* The problem
Every line holding the string "grid" should be gathered.

* Data provided
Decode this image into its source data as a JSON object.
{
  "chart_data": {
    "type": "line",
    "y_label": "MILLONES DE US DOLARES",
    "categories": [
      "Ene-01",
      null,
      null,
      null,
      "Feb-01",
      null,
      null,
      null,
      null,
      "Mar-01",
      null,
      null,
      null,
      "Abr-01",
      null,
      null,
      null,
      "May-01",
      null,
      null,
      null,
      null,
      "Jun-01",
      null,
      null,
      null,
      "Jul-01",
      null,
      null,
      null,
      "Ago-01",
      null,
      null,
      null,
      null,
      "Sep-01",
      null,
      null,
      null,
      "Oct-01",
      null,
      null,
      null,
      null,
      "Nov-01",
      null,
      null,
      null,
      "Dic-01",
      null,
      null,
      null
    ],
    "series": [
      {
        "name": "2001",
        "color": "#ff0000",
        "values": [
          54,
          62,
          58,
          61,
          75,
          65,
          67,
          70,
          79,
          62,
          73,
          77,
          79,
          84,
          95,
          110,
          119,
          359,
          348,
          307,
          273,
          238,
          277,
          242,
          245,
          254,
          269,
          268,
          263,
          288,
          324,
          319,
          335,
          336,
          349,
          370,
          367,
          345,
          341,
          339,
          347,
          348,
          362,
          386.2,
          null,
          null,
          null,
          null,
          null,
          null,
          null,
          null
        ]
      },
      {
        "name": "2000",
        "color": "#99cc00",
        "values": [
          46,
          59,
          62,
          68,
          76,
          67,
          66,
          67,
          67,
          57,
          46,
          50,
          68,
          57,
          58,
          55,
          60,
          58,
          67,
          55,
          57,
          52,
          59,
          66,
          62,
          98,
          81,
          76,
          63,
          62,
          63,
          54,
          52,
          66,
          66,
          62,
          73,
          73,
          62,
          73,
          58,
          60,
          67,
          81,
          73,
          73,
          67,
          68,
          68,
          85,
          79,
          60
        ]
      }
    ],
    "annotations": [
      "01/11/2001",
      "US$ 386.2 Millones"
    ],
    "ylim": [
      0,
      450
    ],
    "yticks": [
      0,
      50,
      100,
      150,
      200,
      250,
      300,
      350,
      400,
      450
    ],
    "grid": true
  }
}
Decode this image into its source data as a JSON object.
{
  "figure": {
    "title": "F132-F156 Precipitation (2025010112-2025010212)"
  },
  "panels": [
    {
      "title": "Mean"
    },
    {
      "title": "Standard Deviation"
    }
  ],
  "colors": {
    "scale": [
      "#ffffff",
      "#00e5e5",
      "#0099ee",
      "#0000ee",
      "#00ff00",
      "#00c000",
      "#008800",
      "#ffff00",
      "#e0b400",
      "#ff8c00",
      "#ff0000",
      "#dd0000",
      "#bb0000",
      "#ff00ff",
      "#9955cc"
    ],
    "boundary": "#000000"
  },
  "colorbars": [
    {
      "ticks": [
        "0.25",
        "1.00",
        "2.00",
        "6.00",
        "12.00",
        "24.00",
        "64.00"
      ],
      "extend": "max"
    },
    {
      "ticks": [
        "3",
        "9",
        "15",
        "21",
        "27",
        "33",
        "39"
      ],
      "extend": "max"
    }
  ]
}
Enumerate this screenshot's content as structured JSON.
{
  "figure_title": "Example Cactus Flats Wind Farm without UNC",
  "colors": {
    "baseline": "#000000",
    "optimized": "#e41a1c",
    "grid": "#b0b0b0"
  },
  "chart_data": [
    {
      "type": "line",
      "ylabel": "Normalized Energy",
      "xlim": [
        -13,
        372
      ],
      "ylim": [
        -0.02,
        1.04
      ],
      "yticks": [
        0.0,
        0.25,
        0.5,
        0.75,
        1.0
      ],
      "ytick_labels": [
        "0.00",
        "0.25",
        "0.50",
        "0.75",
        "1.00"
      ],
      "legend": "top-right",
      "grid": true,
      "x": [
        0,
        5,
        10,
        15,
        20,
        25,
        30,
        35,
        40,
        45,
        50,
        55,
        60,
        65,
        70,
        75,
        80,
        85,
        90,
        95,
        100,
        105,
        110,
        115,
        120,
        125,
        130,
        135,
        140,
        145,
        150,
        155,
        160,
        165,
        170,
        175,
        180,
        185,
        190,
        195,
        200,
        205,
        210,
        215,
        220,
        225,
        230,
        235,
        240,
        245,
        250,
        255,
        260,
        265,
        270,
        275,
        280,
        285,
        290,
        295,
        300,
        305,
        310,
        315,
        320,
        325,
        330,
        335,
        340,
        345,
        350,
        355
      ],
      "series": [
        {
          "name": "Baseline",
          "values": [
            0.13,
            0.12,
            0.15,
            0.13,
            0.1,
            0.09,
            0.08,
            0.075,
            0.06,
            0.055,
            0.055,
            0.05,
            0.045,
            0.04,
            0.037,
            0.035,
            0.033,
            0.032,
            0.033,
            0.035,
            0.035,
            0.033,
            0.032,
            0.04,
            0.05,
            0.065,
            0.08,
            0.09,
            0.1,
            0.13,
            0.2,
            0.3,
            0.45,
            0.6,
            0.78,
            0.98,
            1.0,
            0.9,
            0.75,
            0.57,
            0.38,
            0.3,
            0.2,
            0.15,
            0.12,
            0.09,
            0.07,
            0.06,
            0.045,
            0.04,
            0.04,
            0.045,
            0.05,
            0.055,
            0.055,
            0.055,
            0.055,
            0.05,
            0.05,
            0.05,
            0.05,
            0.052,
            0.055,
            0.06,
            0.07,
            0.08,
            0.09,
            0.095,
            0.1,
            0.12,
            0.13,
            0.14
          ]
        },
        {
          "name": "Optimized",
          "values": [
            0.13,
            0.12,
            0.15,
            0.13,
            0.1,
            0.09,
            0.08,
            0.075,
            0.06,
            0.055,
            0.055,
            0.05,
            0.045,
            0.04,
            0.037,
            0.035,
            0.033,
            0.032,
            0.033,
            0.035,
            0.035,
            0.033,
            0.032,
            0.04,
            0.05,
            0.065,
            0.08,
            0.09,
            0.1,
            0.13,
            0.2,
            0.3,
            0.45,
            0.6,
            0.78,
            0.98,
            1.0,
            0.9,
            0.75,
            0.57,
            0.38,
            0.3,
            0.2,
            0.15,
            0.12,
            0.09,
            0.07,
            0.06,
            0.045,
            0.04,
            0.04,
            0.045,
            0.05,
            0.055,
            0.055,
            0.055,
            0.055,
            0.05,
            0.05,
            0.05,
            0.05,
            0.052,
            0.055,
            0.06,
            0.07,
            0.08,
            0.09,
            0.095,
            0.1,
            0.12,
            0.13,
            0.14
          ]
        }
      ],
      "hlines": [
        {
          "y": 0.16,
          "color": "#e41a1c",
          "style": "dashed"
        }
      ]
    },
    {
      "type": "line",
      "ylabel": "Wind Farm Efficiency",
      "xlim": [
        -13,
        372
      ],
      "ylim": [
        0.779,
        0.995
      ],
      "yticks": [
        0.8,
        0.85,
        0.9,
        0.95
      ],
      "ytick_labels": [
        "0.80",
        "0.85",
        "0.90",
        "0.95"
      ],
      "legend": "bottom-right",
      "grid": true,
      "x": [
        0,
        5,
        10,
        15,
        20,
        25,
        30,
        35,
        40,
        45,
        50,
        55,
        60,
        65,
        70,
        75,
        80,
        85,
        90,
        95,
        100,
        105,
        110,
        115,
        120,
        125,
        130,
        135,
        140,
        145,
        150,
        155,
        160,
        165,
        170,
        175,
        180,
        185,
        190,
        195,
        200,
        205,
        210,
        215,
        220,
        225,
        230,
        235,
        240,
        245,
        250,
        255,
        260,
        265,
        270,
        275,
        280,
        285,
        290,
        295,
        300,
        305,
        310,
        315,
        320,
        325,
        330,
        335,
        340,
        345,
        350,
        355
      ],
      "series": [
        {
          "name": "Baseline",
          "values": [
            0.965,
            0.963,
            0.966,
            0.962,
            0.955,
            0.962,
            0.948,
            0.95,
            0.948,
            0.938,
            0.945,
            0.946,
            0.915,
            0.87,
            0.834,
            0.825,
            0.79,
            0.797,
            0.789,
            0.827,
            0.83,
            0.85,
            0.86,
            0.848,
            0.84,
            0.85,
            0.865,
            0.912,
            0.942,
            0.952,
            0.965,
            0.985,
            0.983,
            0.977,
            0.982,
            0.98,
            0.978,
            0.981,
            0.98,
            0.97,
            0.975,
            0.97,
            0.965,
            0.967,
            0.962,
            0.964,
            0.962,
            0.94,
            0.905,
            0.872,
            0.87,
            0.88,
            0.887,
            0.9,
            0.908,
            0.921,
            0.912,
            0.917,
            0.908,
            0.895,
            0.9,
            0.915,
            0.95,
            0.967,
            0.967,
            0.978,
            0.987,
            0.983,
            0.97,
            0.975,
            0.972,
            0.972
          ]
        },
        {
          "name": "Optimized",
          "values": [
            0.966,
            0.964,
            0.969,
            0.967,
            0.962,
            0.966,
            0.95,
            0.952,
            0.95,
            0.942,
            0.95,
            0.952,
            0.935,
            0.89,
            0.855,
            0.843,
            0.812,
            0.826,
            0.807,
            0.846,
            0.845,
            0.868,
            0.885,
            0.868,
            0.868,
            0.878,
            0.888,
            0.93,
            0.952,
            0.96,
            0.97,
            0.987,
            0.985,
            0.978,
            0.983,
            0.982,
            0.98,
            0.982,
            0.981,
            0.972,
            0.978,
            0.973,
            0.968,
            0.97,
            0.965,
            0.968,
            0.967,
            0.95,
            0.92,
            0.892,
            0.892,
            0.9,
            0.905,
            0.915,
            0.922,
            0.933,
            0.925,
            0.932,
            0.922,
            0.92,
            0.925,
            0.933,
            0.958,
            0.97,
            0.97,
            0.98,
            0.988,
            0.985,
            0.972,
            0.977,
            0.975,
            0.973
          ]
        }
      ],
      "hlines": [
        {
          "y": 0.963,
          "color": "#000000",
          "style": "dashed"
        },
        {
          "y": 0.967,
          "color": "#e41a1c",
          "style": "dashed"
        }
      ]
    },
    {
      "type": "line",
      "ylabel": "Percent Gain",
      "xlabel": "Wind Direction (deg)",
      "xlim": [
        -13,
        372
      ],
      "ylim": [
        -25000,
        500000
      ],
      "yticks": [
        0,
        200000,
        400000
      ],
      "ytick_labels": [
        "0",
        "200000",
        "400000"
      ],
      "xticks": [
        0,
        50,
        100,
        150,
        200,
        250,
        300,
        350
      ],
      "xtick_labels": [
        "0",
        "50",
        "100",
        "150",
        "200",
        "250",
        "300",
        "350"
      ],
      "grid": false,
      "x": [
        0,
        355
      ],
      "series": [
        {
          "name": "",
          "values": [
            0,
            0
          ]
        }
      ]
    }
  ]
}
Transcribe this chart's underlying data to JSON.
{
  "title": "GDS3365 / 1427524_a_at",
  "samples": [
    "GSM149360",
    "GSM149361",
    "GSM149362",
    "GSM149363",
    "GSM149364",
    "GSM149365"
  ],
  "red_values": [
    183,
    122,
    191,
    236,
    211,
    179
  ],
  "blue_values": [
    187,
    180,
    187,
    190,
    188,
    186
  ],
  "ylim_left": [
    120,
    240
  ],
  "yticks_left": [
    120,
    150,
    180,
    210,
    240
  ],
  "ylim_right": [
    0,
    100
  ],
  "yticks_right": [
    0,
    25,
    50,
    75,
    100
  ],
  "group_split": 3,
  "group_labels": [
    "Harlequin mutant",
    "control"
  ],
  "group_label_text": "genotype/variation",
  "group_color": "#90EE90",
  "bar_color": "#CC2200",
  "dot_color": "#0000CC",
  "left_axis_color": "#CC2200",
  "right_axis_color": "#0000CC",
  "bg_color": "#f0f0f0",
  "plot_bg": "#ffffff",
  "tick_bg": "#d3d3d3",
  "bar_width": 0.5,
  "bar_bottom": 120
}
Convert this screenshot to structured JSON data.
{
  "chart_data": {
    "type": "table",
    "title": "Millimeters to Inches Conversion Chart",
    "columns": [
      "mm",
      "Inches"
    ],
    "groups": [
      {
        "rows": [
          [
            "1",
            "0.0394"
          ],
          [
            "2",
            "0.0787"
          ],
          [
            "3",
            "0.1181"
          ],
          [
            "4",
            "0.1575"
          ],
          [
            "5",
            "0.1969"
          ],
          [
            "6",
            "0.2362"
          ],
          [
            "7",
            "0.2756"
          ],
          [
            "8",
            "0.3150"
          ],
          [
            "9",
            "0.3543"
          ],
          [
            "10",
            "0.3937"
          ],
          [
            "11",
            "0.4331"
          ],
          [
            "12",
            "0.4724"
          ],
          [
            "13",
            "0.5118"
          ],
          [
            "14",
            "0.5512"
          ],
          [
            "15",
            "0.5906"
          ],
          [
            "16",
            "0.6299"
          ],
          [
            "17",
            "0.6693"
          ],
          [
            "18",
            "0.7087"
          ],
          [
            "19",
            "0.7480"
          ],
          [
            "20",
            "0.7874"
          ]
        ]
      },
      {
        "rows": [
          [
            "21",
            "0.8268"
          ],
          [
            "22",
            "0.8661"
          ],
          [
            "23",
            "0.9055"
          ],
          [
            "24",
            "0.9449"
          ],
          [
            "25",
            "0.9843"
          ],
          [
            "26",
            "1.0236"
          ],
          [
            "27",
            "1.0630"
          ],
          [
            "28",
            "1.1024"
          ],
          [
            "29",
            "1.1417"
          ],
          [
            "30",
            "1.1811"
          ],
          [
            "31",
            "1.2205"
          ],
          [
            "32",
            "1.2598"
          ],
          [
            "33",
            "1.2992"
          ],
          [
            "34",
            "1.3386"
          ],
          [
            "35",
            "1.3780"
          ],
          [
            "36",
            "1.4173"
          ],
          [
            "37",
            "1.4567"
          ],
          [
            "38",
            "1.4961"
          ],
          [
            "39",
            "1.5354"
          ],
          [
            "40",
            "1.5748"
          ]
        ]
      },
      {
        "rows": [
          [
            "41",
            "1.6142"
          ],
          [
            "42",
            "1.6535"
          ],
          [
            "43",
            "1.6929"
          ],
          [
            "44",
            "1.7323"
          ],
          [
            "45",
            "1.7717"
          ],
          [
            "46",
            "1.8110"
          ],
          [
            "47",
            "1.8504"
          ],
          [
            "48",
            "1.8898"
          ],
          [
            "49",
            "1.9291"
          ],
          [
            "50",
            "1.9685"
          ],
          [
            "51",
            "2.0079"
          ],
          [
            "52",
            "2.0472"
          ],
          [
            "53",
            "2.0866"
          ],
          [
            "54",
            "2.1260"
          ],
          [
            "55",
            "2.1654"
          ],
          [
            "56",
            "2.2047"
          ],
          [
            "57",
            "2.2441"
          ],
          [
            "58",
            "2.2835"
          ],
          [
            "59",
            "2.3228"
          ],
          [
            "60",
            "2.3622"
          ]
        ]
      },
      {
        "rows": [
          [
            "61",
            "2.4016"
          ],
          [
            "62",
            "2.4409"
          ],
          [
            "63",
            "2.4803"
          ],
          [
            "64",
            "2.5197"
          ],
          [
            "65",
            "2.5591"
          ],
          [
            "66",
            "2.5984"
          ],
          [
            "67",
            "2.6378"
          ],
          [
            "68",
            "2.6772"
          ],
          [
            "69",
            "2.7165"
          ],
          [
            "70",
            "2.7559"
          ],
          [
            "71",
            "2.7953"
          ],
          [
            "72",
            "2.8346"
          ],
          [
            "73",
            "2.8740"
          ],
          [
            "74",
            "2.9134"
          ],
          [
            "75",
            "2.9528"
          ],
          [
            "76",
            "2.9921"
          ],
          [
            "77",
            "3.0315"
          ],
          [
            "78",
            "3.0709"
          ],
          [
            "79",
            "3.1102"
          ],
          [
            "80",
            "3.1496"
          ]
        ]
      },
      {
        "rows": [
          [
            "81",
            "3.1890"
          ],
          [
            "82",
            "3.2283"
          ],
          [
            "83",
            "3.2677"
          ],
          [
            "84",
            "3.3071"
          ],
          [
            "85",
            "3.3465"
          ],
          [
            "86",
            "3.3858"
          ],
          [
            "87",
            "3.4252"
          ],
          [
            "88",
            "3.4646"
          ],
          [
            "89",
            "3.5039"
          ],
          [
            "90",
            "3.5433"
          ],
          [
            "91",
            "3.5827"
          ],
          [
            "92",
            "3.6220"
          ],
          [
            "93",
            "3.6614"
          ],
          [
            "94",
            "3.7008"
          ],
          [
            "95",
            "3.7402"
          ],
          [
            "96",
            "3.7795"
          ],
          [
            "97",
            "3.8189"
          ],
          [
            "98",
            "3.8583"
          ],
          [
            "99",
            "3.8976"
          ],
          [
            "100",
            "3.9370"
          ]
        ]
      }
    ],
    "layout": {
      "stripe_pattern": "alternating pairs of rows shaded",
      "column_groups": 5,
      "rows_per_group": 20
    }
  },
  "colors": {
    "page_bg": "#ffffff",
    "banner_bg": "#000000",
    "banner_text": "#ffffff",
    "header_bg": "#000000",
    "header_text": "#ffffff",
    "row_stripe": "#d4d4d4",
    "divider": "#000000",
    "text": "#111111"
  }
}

* Correct output
    "grid": true
    "grid": "#b0b0b0"
      "grid": true,
      "grid": true,
      "grid": false,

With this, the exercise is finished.